* **Short problem**
Reproduce the records below in their entirety, character for character.

── Data for this exercise

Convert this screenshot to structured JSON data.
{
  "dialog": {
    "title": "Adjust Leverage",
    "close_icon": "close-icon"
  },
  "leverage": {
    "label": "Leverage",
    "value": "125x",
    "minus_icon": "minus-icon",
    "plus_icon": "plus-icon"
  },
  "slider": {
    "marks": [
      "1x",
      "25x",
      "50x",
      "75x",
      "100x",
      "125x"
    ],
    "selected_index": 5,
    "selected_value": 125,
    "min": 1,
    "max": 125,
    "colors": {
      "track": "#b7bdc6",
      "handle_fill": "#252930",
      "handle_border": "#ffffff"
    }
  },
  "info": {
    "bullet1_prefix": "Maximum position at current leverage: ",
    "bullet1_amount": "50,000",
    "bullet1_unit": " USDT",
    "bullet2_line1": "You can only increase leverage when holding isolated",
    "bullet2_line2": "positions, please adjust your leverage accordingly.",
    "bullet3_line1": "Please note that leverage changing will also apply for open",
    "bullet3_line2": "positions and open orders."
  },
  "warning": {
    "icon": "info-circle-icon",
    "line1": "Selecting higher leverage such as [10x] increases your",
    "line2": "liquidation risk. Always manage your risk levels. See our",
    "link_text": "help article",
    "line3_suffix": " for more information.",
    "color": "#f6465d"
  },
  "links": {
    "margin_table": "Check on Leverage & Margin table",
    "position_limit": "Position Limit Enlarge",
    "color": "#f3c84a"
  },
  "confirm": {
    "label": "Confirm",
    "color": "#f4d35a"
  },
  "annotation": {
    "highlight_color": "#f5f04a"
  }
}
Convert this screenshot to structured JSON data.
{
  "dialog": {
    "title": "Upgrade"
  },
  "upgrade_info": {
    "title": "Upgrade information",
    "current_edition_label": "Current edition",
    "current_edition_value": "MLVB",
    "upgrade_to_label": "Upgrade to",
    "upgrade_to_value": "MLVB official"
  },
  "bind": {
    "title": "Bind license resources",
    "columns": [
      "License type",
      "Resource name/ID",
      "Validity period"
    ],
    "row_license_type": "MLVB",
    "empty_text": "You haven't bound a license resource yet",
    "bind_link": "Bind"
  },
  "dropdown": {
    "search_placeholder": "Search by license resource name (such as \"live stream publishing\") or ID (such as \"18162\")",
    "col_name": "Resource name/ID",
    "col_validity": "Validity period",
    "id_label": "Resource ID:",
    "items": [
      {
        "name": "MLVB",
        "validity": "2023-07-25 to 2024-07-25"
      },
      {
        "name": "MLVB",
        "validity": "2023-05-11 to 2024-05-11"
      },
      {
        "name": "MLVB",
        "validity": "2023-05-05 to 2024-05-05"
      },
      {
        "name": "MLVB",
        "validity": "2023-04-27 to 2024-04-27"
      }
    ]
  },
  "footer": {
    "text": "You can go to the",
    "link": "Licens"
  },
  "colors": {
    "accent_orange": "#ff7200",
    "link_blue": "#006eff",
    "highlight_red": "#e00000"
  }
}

────

* **Right answer**
Convert this screenshot to structured JSON data.
{
  "dialog": {
    "title": "Adjust Leverage",
    "close_icon": "close-icon"
  },
  "leverage": {
    "label": "Leverage",
    "value": "125x",
    "minus_icon": "minus-icon",
    "plus_icon": "plus-icon"
  },
  "slider": {
    "marks": [
      "1x",
      "25x",
      "50x",
      "75x",
      "100x",
      "125x"
    ],
    "selected_index": 5,
    "selected_value": 125,
    "min": 1,
    "max": 125,
    "colors": {
      "track": "#b7bdc6",
      "handle_fill": "#252930",
      "handle_border": "#ffffff"
    }
  },
  "info": {
    "bullet1_prefix": "Maximum position at current leverage: ",
    "bullet1_amount": "50,000",
    "bullet1_unit": " USDT",
    "bullet2_line1": "You can only increase leverage when holding isolated",
    "bullet2_line2": "positions, please adjust your leverage accordingly.",
    "bullet3_line1": "Please note that leverage changing will also apply for open",
    "bullet3_line2": "positions and open orders."
  },
  "warning": {
    "icon": "info-circle-icon",
    "line1": "Selecting higher leverage such as [10x] increases your",
    "line2": "liquidation risk. Always manage your risk levels. See our",
    "link_text": "help article",
    "line3_suffix": " for more information.",
    "color": "#f6465d"
  },
  "links": {
    "margin_table": "Check on Leverage & Margin table",
    "position_limit": "Position Limit Enlarge",
    "color": "#f3c84a"
  },
  "confirm": {
    "label": "Confirm",
    "color": "#f4d35a"
  },
  "annotation": {
    "highlight_color": "#f5f04a"
  }
}
Convert this screenshot to structured JSON data.
{
  "dialog": {
    "title": "Upgrade"
  },
  "upgrade_info": {
    "title": "Upgrade information",
    "current_edition_label": "Current edition",
    "current_edition_value": "MLVB",
    "upgrade_to_label": "Upgrade to",
    "upgrade_to_value": "MLVB official"
  },
  "bind": {
    "title": "Bind license resources",
    "columns": [
      "License type",
      "Resource name/ID",
      "Validity period"
    ],
    "row_license_type": "MLVB",
    "empty_text": "You haven't bound a license resource yet",
    "bind_link": "Bind"
  },
  "dropdown": {
    "search_placeholder": "Search by license resource name (such as \"live stream publishing\") or ID (such as \"18162\")",
    "col_name": "Resource name/ID",
    "col_validity": "Validity period",
    "id_label": "Resource ID:",
    "items": [
      {
        "name": "MLVB",
        "validity": "2023-07-25 to 2024-07-25"
      },
      {
        "name": "MLVB",
        "validity": "2023-05-11 to 2024-05-11"
      },
      {
        "name": "MLVB",
        "validity": "2023-05-05 to 2024-05-05"
      },
      {
        "name": "MLVB",
        "validity": "2023-04-27 to 2024-04-27"
      }
    ]
  },
  "footer": {
    "text": "You can go to the",
    "link": "Licens"
  },
  "colors": {
    "accent_orange": "#ff7200",
    "link_blue": "#006eff",
    "highlight_red": "#e00000"
  }
}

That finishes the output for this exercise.